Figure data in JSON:
□ □ □ □ □ □ □

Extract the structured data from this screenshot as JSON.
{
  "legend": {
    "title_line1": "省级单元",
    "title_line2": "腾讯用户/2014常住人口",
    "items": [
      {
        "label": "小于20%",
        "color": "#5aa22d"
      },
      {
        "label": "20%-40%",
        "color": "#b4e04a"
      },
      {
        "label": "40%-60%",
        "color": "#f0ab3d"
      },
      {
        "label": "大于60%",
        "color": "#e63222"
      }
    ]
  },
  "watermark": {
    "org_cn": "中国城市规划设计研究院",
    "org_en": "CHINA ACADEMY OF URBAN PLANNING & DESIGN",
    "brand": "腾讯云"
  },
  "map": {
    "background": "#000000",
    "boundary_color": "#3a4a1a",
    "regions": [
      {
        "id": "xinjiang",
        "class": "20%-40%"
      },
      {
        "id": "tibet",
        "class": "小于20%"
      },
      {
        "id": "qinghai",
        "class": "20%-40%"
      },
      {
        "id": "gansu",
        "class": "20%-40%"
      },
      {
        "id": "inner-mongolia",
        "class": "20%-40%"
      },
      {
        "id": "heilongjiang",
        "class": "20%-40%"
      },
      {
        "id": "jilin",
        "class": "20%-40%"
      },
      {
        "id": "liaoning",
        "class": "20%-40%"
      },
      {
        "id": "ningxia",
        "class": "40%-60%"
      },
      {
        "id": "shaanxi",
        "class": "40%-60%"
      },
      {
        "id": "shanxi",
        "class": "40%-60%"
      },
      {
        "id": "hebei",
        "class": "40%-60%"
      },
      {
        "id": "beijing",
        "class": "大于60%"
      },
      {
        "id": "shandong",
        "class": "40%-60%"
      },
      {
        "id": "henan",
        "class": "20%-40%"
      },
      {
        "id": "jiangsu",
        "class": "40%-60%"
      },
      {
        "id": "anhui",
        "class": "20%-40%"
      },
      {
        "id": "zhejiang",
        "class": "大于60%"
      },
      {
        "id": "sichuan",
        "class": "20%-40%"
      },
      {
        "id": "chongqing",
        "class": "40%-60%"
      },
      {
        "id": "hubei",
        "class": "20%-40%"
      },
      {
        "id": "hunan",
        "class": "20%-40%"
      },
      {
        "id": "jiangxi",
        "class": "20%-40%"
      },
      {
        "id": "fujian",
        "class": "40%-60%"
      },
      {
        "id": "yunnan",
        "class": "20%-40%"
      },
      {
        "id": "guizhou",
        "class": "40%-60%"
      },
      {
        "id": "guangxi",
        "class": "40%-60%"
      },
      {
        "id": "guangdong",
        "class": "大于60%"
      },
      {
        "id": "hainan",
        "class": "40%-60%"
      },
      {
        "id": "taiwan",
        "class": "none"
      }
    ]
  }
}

□ □ □ □ □ □ □

Exercise task:
Each line of the listing above should be output exactly.

Solution to the problem:
Extract the structured data from this screenshot as JSON.
{
  "legend": {
    "title_line1": "省级单元",
    "title_line2": "腾讯用户/2014常住人口",
    "items": [
      {
        "label": "小于20%",
        "color": "#5aa22d"
      },
      {
        "label": "20%-40%",
        "color": "#b4e04a"
      },
      {
        "label": "40%-60%",
        "color": "#f0ab3d"
      },
      {
        "label": "大于60%",
        "color": "#e63222"
      }
    ]
  },
  "watermark": {
    "org_cn": "中国城市规划设计研究院",
    "org_en": "CHINA ACADEMY OF URBAN PLANNING & DESIGN",
    "brand": "腾讯云"
  },
  "map": {
    "background": "#000000",
    "boundary_color": "#3a4a1a",
    "regions": [
      {
        "id": "xinjiang",
        "class": "20%-40%"
      },
      {
        "id": "tibet",
        "class": "小于20%"
      },
      {
        "id": "qinghai",
        "class": "20%-40%"
      },
      {
        "id": "gansu",
        "class": "20%-40%"
      },
      {
        "id": "inner-mongolia",
        "class": "20%-40%"
      },
      {
        "id": "heilongjiang",
        "class": "20%-40%"
      },
      {
        "id": "jilin",
        "class": "20%-40%"
      },
      {
        "id": "liaoning",
        "class": "20%-40%"
      },
      {
        "id": "ningxia",
        "class": "40%-60%"
      },
      {
        "id": "shaanxi",
        "class": "40%-60%"
      },
      {
        "id": "shanxi",
        "class": "40%-60%"
      },
      {
        "id": "hebei",
        "class": "40%-60%"
      },
      {
        "id": "beijing",
        "class": "大于60%"
      },
      {
        "id": "shandong",
        "class": "40%-60%"
      },
      {
        "id": "henan",
        "class": "20%-40%"
      },
      {
        "id": "jiangsu",
        "class": "40%-60%"
      },
      {
        "id": "anhui",
        "class": "20%-40%"
      },
      {
        "id": "zhejiang",
        "class": "大于60%"
      },
      {
        "id": "sichuan",
        "class": "20%-40%"
      },
      {
        "id": "chongqing",
        "class": "40%-60%"
      },
      {
        "id": "hubei",
        "class": "20%-40%"
      },
      {
        "id": "hunan",
        "class": "20%-40%"
      },
      {
        "id": "jiangxi",
        "class": "20%-40%"
      },
      {
        "id": "fujian",
        "class": "40%-60%"
      },
      {
        "id": "yunnan",
        "class": "20%-40%"
      },
      {
        "id": "guizhou",
        "class": "40%-60%"
      },
      {
        "id": "guangxi",
        "class": "40%-60%"
      },
      {
        "id": "guangdong",
        "class": "大于60%"
      },
      {
        "id": "hainan",
        "class": "40%-60%"
      },
      {
        "id": "taiwan",
        "class": "none"
      }
    ]
  }
}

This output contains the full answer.